(Short problem): Each line of the listing must be transcribed exactly, except for the images, which should be excluded.

(Available records):
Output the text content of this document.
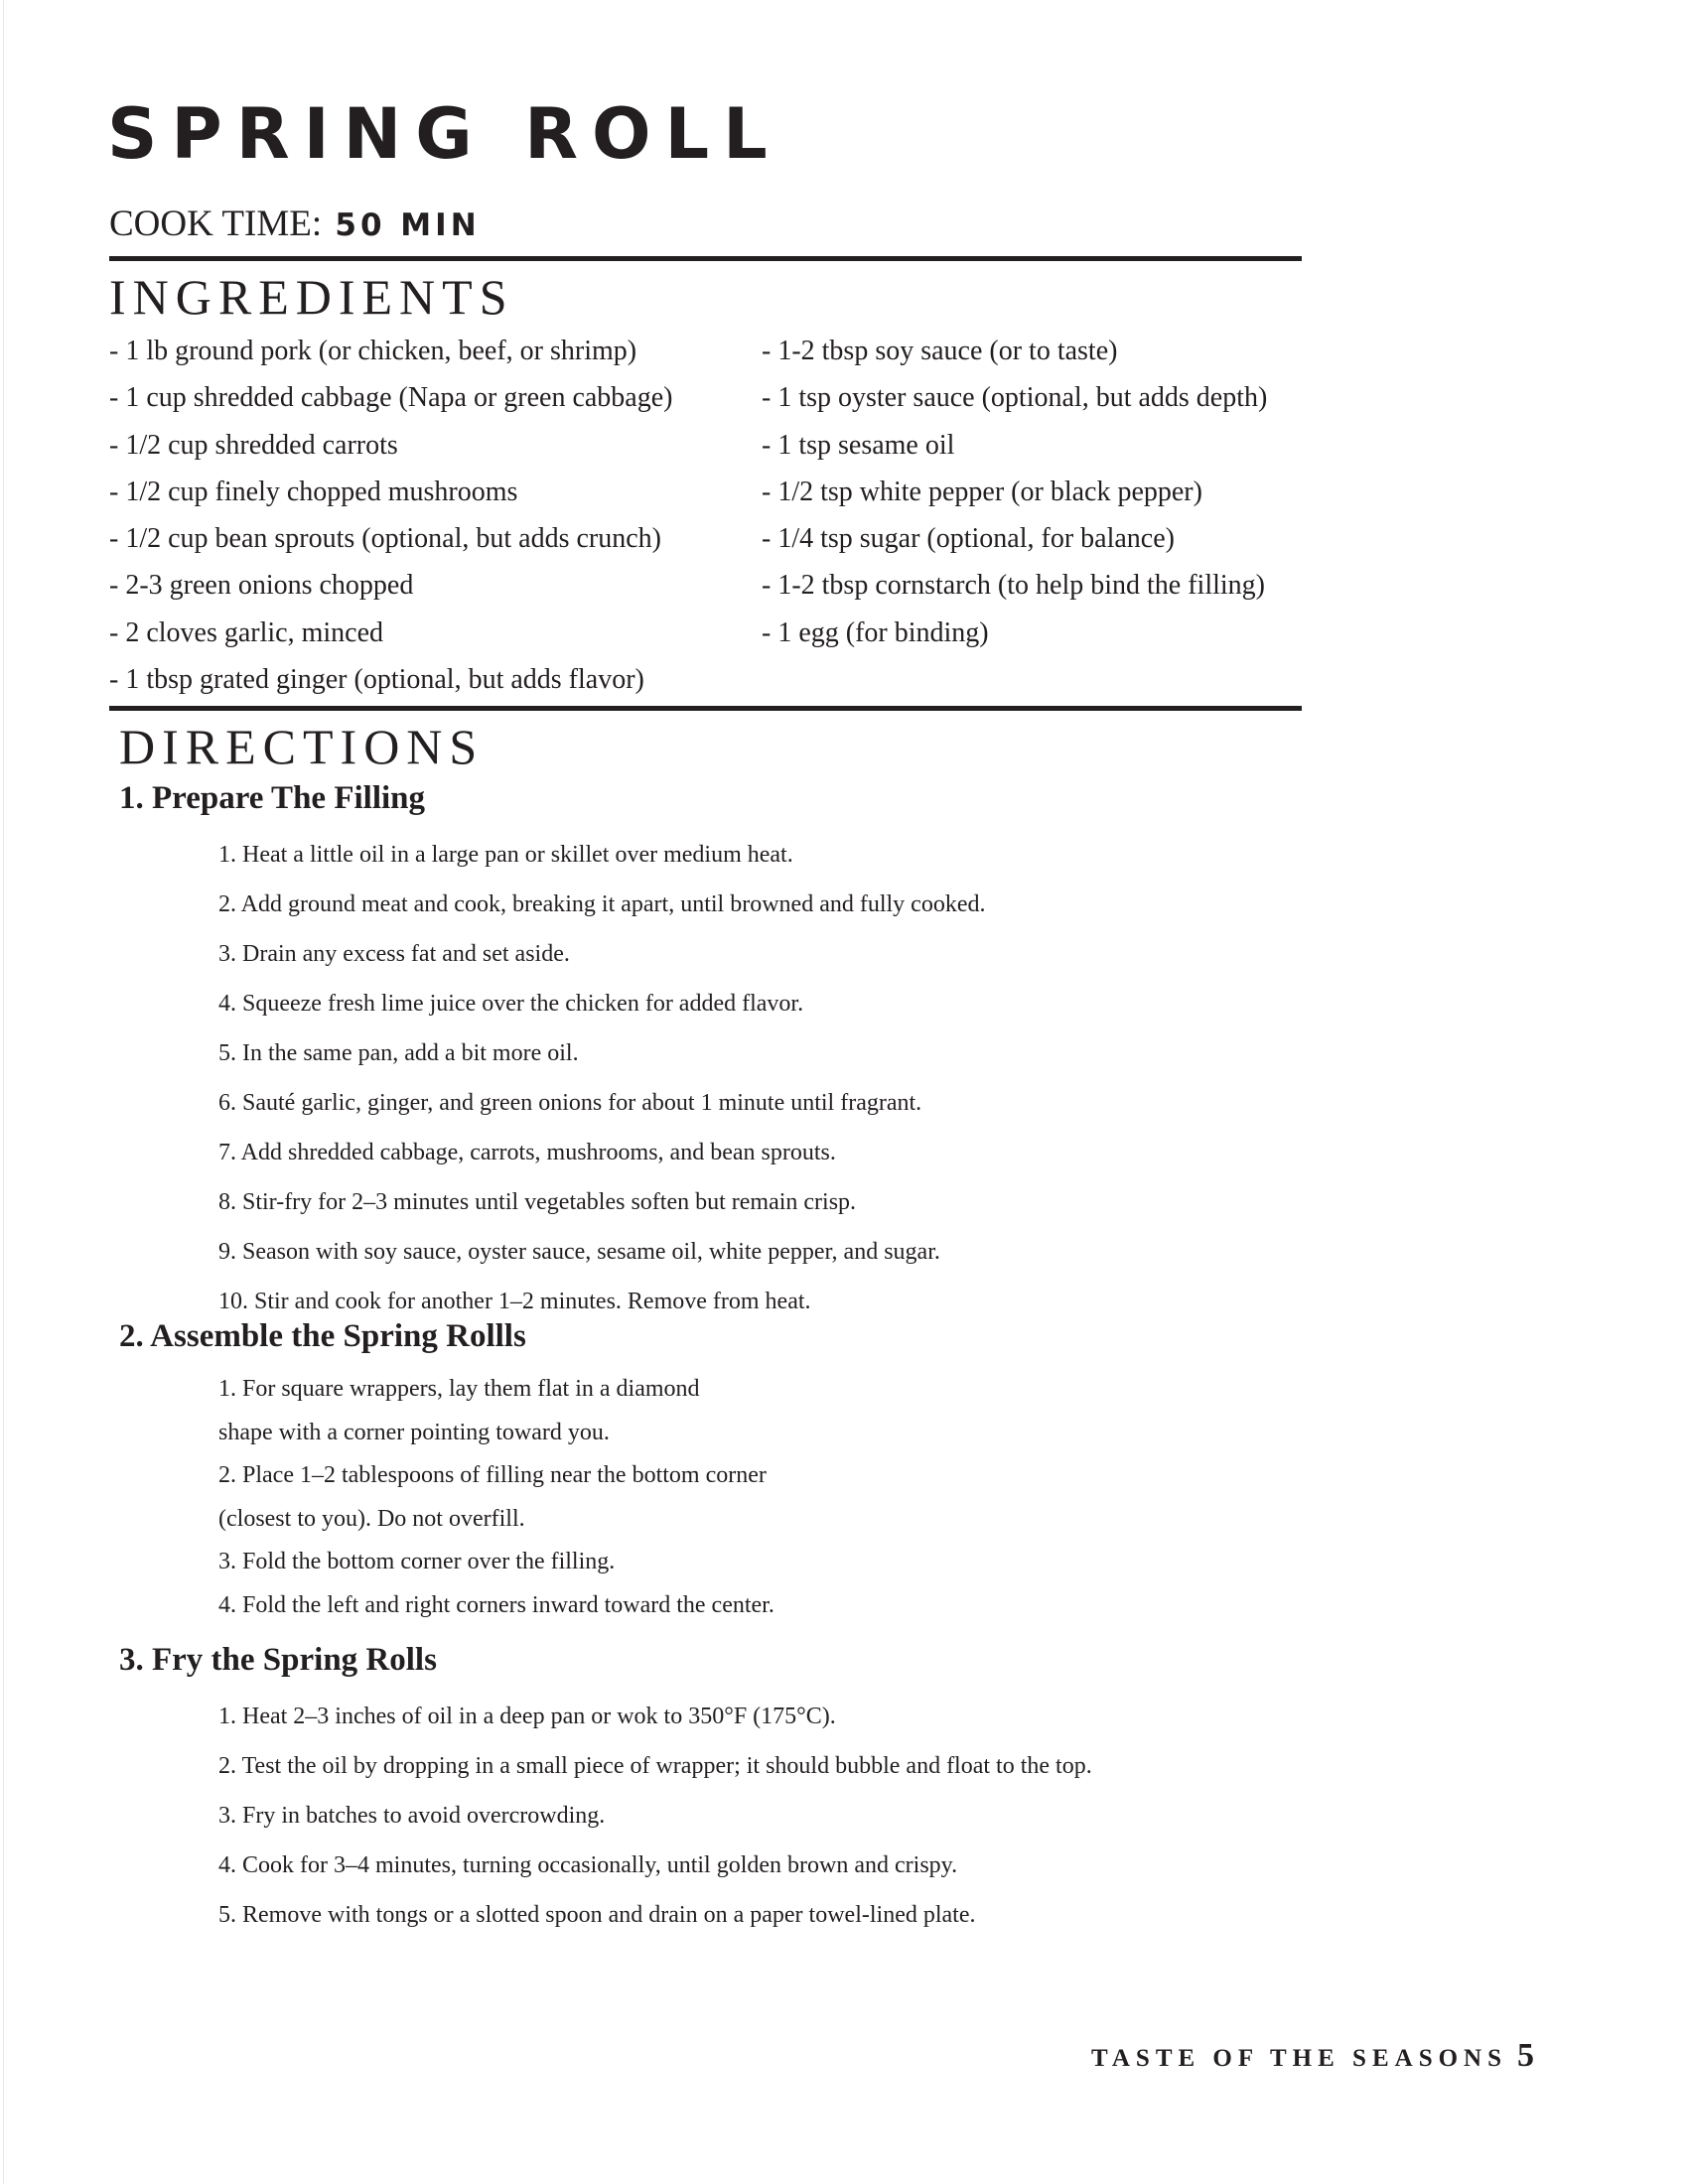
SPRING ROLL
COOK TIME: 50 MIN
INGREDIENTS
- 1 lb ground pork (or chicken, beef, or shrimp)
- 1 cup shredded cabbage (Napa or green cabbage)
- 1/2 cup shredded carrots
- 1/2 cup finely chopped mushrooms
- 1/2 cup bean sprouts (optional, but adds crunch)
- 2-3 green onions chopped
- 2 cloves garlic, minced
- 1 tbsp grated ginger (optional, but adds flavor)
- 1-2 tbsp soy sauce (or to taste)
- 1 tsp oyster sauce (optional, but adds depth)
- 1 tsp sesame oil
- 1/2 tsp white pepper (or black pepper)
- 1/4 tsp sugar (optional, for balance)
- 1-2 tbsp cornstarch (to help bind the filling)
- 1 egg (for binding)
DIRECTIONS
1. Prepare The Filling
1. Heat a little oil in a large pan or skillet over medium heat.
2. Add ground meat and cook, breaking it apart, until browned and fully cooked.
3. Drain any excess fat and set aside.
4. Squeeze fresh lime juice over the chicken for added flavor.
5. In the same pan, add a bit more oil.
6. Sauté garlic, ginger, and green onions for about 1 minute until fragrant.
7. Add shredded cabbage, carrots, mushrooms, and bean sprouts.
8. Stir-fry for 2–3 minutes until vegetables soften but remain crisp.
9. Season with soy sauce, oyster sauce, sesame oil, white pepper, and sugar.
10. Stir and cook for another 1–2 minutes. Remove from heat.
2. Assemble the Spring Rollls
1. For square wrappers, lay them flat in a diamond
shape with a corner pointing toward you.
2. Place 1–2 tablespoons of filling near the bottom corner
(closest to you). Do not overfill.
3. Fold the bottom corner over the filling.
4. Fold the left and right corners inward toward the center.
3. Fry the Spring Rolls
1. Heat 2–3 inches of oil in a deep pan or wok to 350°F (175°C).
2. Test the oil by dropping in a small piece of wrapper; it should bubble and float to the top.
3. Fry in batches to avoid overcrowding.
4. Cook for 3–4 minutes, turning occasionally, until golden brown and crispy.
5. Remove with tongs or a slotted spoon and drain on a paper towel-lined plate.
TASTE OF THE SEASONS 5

(Solution to the exercise):
Output the text content of this document.
SPRING ROLL
COOK TIME: 50 MIN
INGREDIENTS
- 1 lb ground pork (or chicken, beef, or shrimp)
- 1 cup shredded cabbage (Napa or green cabbage)
- 1/2 cup shredded carrots
- 1/2 cup finely chopped mushrooms
- 1/2 cup bean sprouts (optional, but adds crunch)
- 2-3 green onions chopped
- 2 cloves garlic, minced
- 1 tbsp grated ginger (optional, but adds flavor)
- 1-2 tbsp soy sauce (or to taste)
- 1 tsp oyster sauce (optional, but adds depth)
- 1 tsp sesame oil
- 1/2 tsp white pepper (or black pepper)
- 1/4 tsp sugar (optional, for balance)
- 1-2 tbsp cornstarch (to help bind the filling)
- 1 egg (for binding)
DIRECTIONS
1. Prepare The Filling
1. Heat a little oil in a large pan or skillet over medium heat.
2. Add ground meat and cook, breaking it apart, until browned and fully cooked.
3. Drain any excess fat and set aside.
4. Squeeze fresh lime juice over the chicken for added flavor.
5. In the same pan, add a bit more oil.
6. Sauté garlic, ginger, and green onions for about 1 minute until fragrant.
7. Add shredded cabbage, carrots, mushrooms, and bean sprouts.
8. Stir-fry for 2–3 minutes until vegetables soften but remain crisp.
9. Season with soy sauce, oyster sauce, sesame oil, white pepper, and sugar.
10. Stir and cook for another 1–2 minutes. Remove from heat.
2. Assemble the Spring Rollls
1. For square wrappers, lay them flat in a diamond
shape with a corner pointing toward you.
2. Place 1–2 tablespoons of filling near the bottom corner
(closest to you). Do not overfill.
3. Fold the bottom corner over the filling.
4. Fold the left and right corners inward toward the center.
3. Fry the Spring Rolls
1. Heat 2–3 inches of oil in a deep pan or wok to 350°F (175°C).
2. Test the oil by dropping in a small piece of wrapper; it should bubble and float to the top.
3. Fry in batches to avoid overcrowding.
4. Cook for 3–4 minutes, turning occasionally, until golden brown and crispy.
5. Remove with tongs or a slotted spoon and drain on a paper towel-lined plate.
TASTE OF THE SEASONS 5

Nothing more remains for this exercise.